[start DATA FOR THIS EXERCISE]
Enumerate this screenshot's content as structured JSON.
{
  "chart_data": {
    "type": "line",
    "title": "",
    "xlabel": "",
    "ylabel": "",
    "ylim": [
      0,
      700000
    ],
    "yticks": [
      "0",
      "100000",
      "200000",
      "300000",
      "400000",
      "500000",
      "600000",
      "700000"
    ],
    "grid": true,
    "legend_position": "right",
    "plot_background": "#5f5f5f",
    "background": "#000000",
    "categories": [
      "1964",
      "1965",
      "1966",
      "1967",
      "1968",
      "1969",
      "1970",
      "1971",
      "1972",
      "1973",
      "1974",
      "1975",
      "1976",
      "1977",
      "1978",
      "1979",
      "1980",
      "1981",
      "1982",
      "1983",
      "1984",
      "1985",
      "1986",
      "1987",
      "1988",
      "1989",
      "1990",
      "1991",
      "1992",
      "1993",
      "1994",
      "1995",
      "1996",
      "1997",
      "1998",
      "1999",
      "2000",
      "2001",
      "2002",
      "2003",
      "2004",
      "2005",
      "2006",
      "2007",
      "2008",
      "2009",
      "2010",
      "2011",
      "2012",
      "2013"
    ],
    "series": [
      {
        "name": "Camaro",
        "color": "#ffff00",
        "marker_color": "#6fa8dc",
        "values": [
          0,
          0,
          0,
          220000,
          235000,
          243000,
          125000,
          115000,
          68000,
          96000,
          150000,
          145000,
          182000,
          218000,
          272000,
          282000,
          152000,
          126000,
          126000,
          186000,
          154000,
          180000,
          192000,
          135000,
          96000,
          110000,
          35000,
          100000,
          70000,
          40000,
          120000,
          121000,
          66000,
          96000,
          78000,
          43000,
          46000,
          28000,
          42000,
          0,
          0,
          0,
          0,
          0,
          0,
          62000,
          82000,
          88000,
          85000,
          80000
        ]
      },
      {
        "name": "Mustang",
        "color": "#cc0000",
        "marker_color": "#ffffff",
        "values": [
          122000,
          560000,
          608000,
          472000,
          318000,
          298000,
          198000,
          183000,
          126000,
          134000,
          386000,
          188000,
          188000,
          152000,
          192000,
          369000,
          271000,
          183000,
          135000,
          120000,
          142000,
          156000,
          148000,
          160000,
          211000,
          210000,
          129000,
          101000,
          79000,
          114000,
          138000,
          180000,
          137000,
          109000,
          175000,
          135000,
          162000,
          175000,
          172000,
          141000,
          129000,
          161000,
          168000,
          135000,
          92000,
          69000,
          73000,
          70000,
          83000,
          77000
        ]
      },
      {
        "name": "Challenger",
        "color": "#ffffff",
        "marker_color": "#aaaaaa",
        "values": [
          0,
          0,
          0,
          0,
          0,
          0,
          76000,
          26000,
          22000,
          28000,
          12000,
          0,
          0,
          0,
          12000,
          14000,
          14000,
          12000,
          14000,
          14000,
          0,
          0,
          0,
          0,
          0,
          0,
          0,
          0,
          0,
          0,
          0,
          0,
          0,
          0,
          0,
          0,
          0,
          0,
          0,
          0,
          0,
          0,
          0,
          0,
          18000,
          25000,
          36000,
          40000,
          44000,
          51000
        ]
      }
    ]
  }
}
[end DATA FOR THIS EXERCISE]
[start DATA FOR THIS EXERCISE]
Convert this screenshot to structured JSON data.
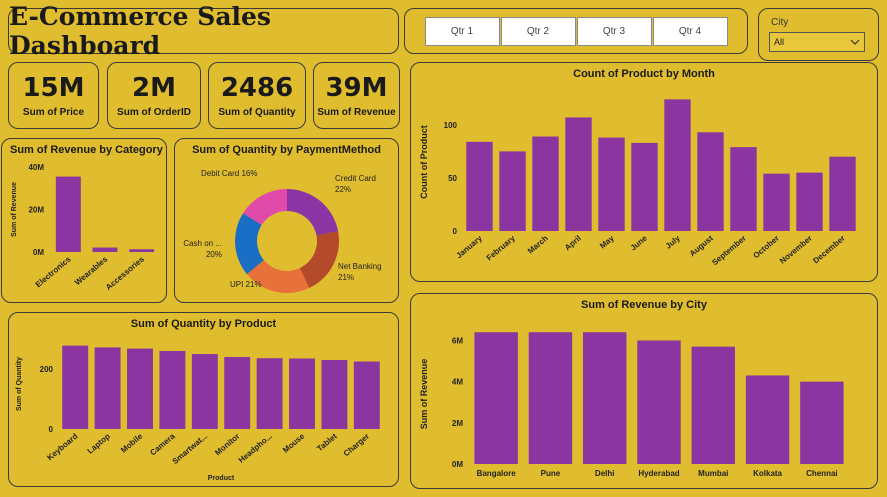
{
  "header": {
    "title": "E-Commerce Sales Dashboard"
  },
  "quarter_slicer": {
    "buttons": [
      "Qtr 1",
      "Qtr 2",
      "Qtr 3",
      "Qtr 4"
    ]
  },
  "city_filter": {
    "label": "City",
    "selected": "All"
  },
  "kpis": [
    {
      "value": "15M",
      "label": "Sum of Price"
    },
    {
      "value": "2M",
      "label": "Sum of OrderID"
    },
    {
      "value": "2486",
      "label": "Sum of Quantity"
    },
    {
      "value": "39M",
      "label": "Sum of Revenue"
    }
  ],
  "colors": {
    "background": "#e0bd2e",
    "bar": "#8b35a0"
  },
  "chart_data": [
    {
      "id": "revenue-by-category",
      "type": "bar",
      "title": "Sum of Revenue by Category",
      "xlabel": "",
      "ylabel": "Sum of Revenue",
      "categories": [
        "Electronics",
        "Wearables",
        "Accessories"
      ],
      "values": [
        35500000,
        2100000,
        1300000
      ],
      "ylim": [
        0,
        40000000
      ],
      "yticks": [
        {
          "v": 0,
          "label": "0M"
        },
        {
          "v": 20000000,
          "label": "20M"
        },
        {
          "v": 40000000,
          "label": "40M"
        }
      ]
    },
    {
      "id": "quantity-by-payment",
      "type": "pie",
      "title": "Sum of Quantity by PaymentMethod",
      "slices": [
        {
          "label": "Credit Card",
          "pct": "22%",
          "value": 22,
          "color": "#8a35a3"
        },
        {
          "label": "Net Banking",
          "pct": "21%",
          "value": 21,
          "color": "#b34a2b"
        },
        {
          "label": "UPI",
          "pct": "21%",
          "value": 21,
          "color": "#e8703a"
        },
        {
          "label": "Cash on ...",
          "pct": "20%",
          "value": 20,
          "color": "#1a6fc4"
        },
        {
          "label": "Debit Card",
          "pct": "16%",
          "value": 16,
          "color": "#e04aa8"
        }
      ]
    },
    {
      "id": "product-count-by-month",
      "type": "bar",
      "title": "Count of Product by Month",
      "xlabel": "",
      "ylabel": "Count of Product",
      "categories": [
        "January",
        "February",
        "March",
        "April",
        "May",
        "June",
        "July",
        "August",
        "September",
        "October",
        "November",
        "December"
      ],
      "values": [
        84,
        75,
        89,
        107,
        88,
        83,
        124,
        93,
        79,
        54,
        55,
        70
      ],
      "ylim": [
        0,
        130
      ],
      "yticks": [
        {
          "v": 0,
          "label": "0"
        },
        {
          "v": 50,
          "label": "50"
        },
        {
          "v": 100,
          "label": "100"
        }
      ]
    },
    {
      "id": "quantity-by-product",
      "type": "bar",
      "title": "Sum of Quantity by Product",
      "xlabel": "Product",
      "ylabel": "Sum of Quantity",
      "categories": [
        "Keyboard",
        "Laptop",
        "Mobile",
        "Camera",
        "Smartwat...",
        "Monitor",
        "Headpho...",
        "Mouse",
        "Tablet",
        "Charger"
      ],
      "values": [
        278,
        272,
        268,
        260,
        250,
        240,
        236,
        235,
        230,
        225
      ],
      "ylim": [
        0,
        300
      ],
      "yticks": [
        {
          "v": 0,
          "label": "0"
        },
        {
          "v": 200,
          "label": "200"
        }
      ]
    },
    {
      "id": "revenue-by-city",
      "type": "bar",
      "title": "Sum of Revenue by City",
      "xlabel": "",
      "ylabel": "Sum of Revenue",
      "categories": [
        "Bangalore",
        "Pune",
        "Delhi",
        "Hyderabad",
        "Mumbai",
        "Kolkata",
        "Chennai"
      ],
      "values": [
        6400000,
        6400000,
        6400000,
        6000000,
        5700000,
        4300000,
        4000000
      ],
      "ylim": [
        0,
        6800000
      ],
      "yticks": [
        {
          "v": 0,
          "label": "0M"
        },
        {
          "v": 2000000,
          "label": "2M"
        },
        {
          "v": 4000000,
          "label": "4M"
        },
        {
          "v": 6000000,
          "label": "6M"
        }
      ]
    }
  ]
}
[end DATA FOR THIS EXERCISE]
> [DESCRIPTION OF THE TASK]: List every line in the records above that contains the word "name".

> [THE ANSWER]:
        "name": "Camaro",
        "name": "Mustang",
        "name": "Challenger",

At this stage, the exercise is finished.